• SHORT PROBLEM:
Each line of the material below that holds the word "Uniform" needs to be copied.

[Stored entries]
[start]

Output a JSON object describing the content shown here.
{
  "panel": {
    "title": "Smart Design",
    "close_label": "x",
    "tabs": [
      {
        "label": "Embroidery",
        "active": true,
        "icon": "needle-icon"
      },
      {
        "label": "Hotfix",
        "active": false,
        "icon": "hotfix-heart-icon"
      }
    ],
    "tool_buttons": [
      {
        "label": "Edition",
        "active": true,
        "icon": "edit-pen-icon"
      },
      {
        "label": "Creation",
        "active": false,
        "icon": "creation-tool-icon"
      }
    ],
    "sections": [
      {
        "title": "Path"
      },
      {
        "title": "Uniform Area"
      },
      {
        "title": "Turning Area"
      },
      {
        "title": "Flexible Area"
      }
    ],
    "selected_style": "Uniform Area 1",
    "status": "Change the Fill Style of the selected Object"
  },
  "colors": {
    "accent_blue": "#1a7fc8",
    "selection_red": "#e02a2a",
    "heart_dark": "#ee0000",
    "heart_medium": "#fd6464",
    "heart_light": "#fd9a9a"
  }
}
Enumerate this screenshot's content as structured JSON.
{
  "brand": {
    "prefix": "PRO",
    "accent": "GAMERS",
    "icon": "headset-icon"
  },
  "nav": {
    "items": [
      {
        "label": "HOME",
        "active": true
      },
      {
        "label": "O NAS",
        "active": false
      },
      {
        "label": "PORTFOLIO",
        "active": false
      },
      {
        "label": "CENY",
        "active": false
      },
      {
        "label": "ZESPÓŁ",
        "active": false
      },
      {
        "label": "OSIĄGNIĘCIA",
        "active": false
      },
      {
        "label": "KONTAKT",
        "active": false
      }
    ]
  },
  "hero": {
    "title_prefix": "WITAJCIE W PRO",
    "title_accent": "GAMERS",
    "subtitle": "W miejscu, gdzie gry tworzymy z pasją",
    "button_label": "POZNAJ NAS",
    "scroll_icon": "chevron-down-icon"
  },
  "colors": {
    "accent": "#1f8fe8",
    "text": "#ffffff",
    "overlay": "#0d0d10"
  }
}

[end]

• COMPLETED EXERCISE:
        "title": "Uniform Area"
    "selected_style": "Uniform Area 1",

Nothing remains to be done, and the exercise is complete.